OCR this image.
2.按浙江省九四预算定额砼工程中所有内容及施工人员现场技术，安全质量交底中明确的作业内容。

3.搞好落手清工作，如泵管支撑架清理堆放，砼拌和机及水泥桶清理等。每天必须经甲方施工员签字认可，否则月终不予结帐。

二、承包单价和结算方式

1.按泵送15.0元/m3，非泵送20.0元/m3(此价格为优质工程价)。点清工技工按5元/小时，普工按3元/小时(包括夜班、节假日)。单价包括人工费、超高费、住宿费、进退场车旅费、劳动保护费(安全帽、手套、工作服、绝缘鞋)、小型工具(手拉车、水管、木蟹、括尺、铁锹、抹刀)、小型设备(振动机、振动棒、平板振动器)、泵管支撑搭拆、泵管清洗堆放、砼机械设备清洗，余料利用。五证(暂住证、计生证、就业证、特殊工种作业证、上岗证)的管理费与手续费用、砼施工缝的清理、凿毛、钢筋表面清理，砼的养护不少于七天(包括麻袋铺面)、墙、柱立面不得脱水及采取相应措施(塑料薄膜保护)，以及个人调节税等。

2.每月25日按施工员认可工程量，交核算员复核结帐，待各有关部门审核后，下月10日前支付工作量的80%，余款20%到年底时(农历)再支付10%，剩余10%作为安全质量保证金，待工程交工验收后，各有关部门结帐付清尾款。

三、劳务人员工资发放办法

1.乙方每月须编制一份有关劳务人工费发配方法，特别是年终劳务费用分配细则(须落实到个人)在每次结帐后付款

---

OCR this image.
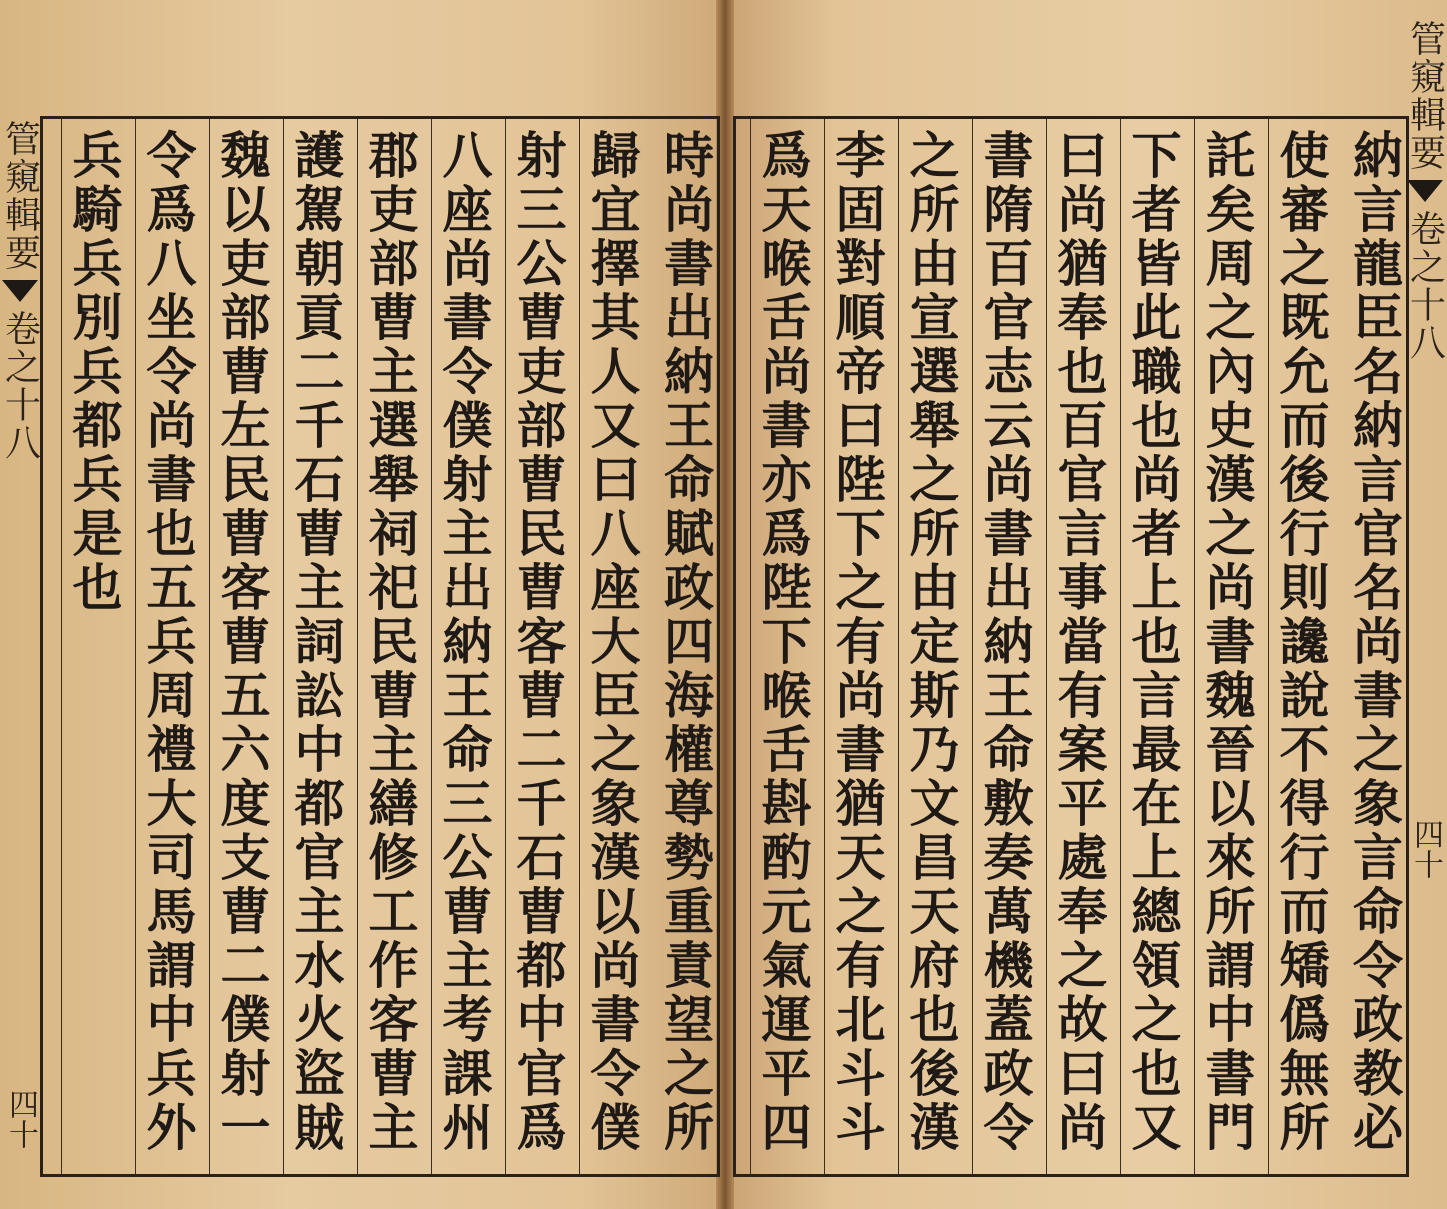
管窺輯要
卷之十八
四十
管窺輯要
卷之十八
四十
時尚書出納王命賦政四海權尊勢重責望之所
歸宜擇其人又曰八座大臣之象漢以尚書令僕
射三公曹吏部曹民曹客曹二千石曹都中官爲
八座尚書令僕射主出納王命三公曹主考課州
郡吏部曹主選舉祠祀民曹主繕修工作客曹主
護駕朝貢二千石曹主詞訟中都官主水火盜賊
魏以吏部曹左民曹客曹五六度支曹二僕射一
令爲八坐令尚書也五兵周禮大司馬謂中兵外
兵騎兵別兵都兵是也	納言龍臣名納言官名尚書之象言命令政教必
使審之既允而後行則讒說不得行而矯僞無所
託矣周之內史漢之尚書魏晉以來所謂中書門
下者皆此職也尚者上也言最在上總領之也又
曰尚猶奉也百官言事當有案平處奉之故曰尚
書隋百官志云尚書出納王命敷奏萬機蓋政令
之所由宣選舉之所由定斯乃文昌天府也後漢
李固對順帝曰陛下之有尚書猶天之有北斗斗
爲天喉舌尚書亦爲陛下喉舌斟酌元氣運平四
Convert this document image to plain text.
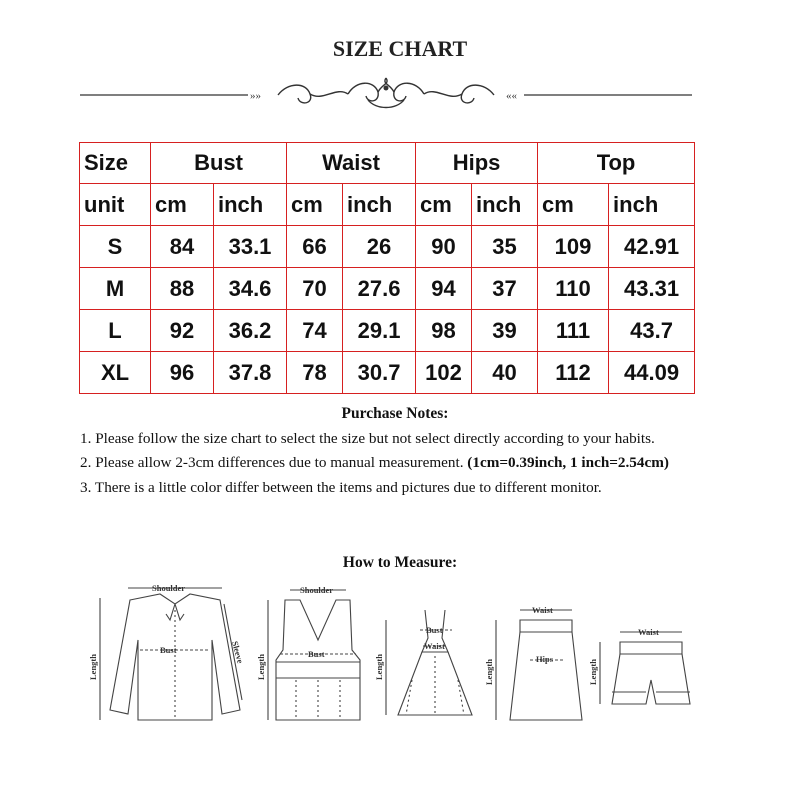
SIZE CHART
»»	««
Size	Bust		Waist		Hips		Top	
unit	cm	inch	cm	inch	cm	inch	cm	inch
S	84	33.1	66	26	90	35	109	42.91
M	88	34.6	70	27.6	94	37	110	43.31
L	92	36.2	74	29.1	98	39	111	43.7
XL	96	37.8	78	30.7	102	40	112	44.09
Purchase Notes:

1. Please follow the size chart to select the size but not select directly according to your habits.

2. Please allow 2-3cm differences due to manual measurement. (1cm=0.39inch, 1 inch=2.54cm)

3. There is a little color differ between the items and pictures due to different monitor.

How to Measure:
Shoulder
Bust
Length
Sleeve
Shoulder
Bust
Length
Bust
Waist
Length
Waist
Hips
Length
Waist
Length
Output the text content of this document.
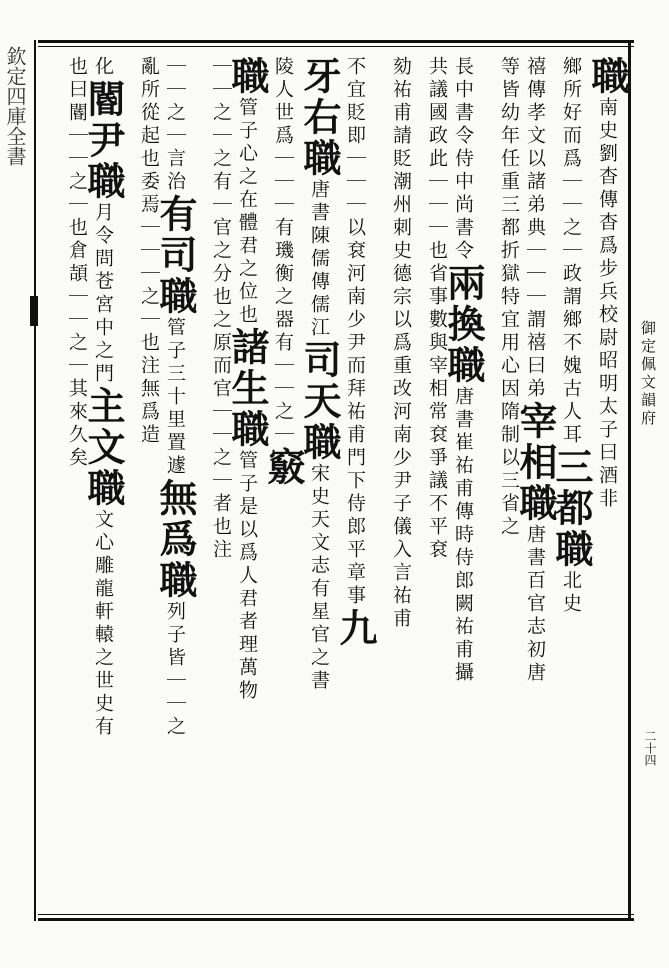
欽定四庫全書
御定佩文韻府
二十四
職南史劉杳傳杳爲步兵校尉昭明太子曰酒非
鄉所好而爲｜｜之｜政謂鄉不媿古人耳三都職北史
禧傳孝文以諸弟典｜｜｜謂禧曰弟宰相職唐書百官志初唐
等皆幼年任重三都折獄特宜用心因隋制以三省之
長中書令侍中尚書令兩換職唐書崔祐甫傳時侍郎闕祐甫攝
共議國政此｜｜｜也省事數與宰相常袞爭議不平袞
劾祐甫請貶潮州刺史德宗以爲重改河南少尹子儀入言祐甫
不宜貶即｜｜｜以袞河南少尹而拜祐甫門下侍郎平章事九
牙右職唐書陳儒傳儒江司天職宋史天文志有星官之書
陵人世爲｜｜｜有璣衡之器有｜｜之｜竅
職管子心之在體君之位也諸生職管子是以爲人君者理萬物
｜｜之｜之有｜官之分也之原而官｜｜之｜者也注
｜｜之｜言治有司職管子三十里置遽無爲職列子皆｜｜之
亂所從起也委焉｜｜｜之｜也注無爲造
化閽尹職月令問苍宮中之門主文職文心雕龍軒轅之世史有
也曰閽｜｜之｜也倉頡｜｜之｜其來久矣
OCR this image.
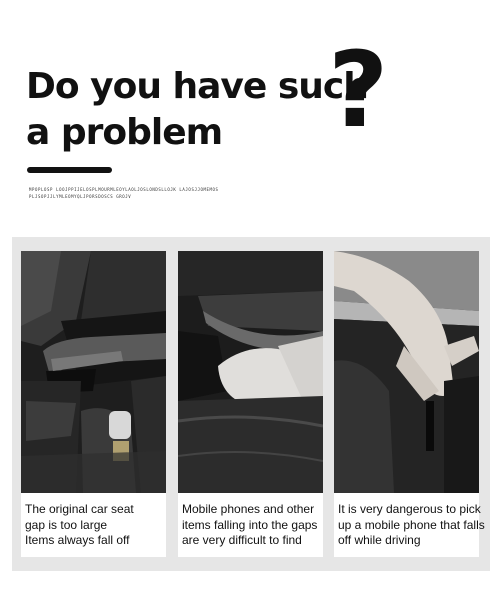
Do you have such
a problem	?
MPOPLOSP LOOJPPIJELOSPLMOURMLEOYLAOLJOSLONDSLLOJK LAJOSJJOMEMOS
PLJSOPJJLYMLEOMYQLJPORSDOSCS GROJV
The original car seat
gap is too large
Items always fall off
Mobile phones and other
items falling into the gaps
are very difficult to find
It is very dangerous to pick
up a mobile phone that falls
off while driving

WORK INSTRUCTIONS
Go through the data and count each line that has the word "very", then give the total alone.

SOLUTION FOR THIS EXERCISE
2